* **Exercise**
Please transcribe the listing below in full and word for word, without its pictures.

* **Data excerpts**

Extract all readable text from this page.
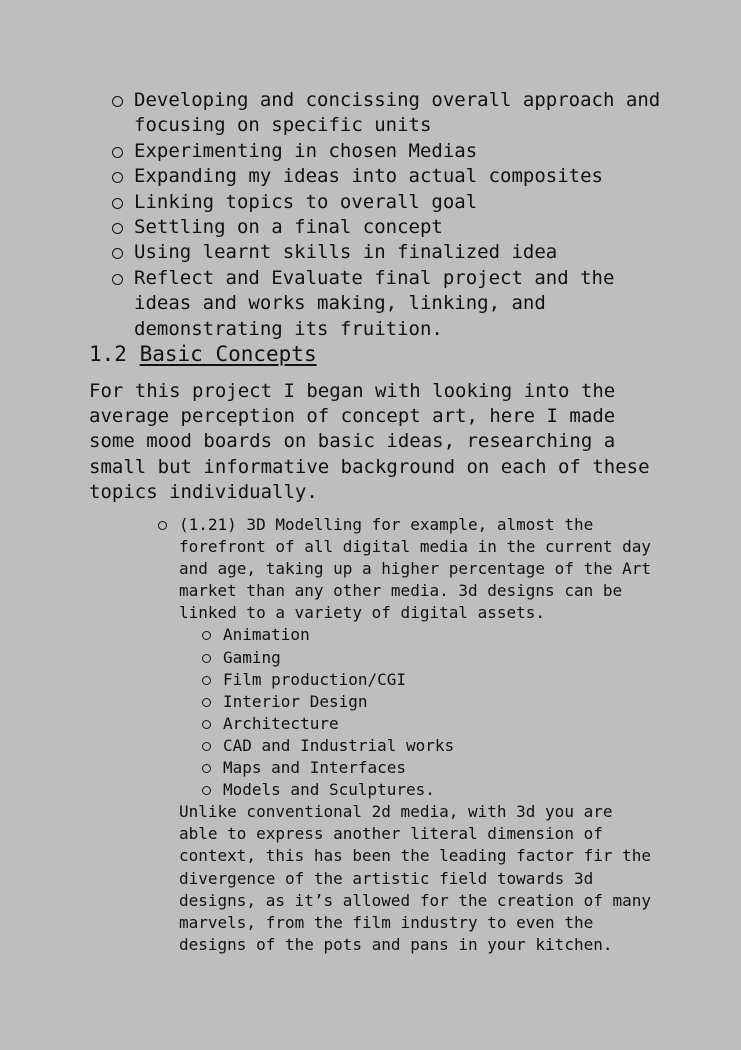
Developing and concissing overall approach and focusing on specific units
Experimenting in chosen Medias
Expanding my ideas into actual composites
Linking topics to overall goal
Settling on a final concept
Using learnt skills in finalized idea
Reflect and Evaluate final project and the ideas and works making, linking, and demonstrating its fruition.
1.2 Basic Concepts

For this project I began with looking into the average perception of concept art, here I made some mood boards on basic ideas, researching a small but informative background on each of these topics individually.

(1.21) 3D Modelling for example, almost the forefront of all digital media in the current day and age, taking up a higher percentage of the Art market than any other media. 3d designs can be linked to a variety of digital assets.
Animation
Gaming
Film production/CGI
Interior Design
Architecture
CAD and Industrial works
Maps and Interfaces
Models and Sculptures.

Unlike conventional 2d media, with 3d you are able to express another literal dimension of context, this has been the leading factor fir the divergence of the artistic field towards 3d designs, as it’s allowed for the creation of many marvels, from the film industry to even the designs of the pots and pans in your kitchen.
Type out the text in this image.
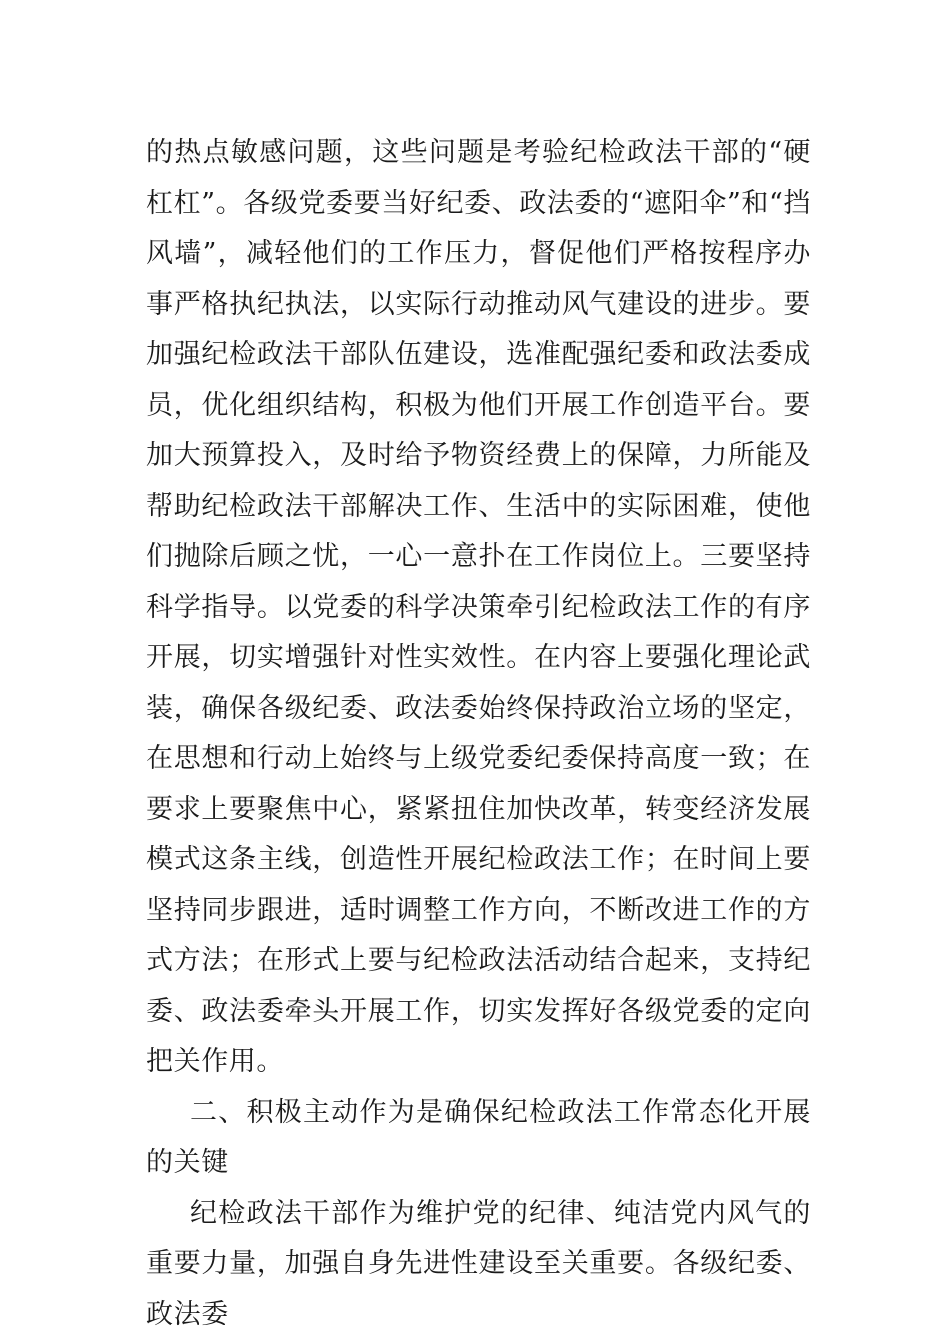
的热点敏感问题，这些问题是考验纪检政法干部的“硬杠杠”。各级党委要当好纪委、政法委的“遮阳伞”和“挡风墙”，减轻他们的工作压力，督促他们严格按程序办事严格执纪执法，以实际行动推动风气建设的进步。要加强纪检政法干部队伍建设，选准配强纪委和政法委成员，优化组织结构，积极为他们开展工作创造平台。要加大预算投入，及时给予物资经费上的保障，力所能及帮助纪检政法干部解决工作、生活中的实际困难，使他们抛除后顾之忧，一心一意扑在工作岗位上。三要坚持科学指导。以党委的科学决策牵引纪检政法工作的有序开展，切实增强针对性实效性。在内容上要强化理论武装，确保各级纪委、政法委始终保持政治立场的坚定，在思想和行动上始终与上级党委纪委保持高度一致；在要求上要聚焦中心，紧紧扭住加快改革，转变经济发展模式这条主线，创造性开展纪检政法工作；在时间上要坚持同步跟进，适时调整工作方向，不断改进工作的方式方法；在形式上要与纪检政法活动结合起来，支持纪委、政法委牵头开展工作，切实发挥好各级党委的定向把关作用。

二、积极主动作为是确保纪检政法工作常态化开展的关键

纪检政法干部作为维护党的纪律、纯洁党内风气的重要力量，加强自身先进性建设至关重要。各级纪委、政法委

* **Exercise solution**
Extract all readable text from this page.
Developing and concissing overall approach and focusing on specific units
Experimenting in chosen Medias
Expanding my ideas into actual composites
Linking topics to overall goal
Settling on a final concept
Using learnt skills in finalized idea
Reflect and Evaluate final project and the ideas and works making, linking, and demonstrating its fruition.
1.2 Basic Concepts

For this project I began with looking into the average perception of concept art, here I made some mood boards on basic ideas, researching a small but informative background on each of these topics individually.

(1.21) 3D Modelling for example, almost the forefront of all digital media in the current day and age, taking up a higher percentage of the Art market than any other media. 3d designs can be linked to a variety of digital assets.
Animation
Gaming
Film production/CGI
Interior Design
Architecture
CAD and Industrial works
Maps and Interfaces
Models and Sculptures.

Unlike conventional 2d media, with 3d you are able to express another literal dimension of context, this has been the leading factor fir the divergence of the artistic field towards 3d designs, as it’s allowed for the creation of many marvels, from the film industry to even the designs of the pots and pans in your kitchen.
Type out the text in this image.
的热点敏感问题，这些问题是考验纪检政法干部的“硬杠杠”。各级党委要当好纪委、政法委的“遮阳伞”和“挡风墙”，减轻他们的工作压力，督促他们严格按程序办事严格执纪执法，以实际行动推动风气建设的进步。要加强纪检政法干部队伍建设，选准配强纪委和政法委成员，优化组织结构，积极为他们开展工作创造平台。要加大预算投入，及时给予物资经费上的保障，力所能及帮助纪检政法干部解决工作、生活中的实际困难，使他们抛除后顾之忧，一心一意扑在工作岗位上。三要坚持科学指导。以党委的科学决策牵引纪检政法工作的有序开展，切实增强针对性实效性。在内容上要强化理论武装，确保各级纪委、政法委始终保持政治立场的坚定，在思想和行动上始终与上级党委纪委保持高度一致；在要求上要聚焦中心，紧紧扭住加快改革，转变经济发展模式这条主线，创造性开展纪检政法工作；在时间上要坚持同步跟进，适时调整工作方向，不断改进工作的方式方法；在形式上要与纪检政法活动结合起来，支持纪委、政法委牵头开展工作，切实发挥好各级党委的定向把关作用。

二、积极主动作为是确保纪检政法工作常态化开展的关键

纪检政法干部作为维护党的纪律、纯洁党内风气的重要力量，加强自身先进性建设至关重要。各级纪委、政法委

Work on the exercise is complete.